(Figure data in JSON)
■ ■ ■ ■ ■
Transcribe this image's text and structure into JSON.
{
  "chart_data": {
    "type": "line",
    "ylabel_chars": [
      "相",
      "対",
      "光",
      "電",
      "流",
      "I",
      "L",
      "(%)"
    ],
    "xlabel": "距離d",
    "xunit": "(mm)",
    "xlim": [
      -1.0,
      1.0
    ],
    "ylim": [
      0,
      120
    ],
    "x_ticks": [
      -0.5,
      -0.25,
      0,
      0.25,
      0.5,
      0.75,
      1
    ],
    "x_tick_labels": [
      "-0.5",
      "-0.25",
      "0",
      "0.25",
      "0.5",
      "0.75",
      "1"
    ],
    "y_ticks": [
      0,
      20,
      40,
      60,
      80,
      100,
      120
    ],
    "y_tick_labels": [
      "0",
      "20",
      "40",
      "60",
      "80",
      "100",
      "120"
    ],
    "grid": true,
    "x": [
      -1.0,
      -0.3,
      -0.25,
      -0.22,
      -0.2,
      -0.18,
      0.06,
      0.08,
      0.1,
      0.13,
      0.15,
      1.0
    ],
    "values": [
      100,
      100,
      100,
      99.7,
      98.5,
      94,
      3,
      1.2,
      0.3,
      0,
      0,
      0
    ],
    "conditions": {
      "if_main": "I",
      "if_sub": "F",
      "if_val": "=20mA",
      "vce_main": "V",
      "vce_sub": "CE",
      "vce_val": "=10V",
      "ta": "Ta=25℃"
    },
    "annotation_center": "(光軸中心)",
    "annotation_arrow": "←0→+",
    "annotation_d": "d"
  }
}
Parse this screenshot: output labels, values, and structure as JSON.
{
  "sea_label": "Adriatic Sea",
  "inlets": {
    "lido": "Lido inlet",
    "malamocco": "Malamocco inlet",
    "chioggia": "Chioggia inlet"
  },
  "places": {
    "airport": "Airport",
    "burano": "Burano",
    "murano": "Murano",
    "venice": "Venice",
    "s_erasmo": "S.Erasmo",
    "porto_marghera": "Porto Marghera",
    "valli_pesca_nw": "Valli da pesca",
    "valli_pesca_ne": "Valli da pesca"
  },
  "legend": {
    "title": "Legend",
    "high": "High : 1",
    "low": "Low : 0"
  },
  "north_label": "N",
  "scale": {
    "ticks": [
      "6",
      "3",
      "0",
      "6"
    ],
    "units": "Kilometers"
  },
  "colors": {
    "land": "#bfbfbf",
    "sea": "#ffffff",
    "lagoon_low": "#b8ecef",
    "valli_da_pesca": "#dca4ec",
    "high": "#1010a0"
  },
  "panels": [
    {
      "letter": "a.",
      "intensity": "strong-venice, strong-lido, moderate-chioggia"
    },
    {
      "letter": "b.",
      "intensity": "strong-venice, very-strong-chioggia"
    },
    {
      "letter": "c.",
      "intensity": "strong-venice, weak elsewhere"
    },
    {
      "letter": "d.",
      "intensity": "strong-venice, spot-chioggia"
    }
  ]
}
■ ■ ■ ■ ■
* WHAT THE EXERCISE ASKS
Repeat, with no changes, each line from the one with "Parse this screenshot: output" to the end of the listing, including both ends and nothing else.

* TASK RESULT
Parse this screenshot: output labels, values, and structure as JSON.
{
  "sea_label": "Adriatic Sea",
  "inlets": {
    "lido": "Lido inlet",
    "malamocco": "Malamocco inlet",
    "chioggia": "Chioggia inlet"
  },
  "places": {
    "airport": "Airport",
    "burano": "Burano",
    "murano": "Murano",
    "venice": "Venice",
    "s_erasmo": "S.Erasmo",
    "porto_marghera": "Porto Marghera",
    "valli_pesca_nw": "Valli da pesca",
    "valli_pesca_ne": "Valli da pesca"
  },
  "legend": {
    "title": "Legend",
    "high": "High : 1",
    "low": "Low : 0"
  },
  "north_label": "N",
  "scale": {
    "ticks": [
      "6",
      "3",
      "0",
      "6"
    ],
    "units": "Kilometers"
  },
  "colors": {
    "land": "#bfbfbf",
    "sea": "#ffffff",
    "lagoon_low": "#b8ecef",
    "valli_da_pesca": "#dca4ec",
    "high": "#1010a0"
  },
  "panels": [
    {
      "letter": "a.",
      "intensity": "strong-venice, strong-lido, moderate-chioggia"
    },
    {
      "letter": "b.",
      "intensity": "strong-venice, very-strong-chioggia"
    },
    {
      "letter": "c.",
      "intensity": "strong-venice, weak elsewhere"
    },
    {
      "letter": "d.",
      "intensity": "strong-venice, spot-chioggia"
    }
  ]
}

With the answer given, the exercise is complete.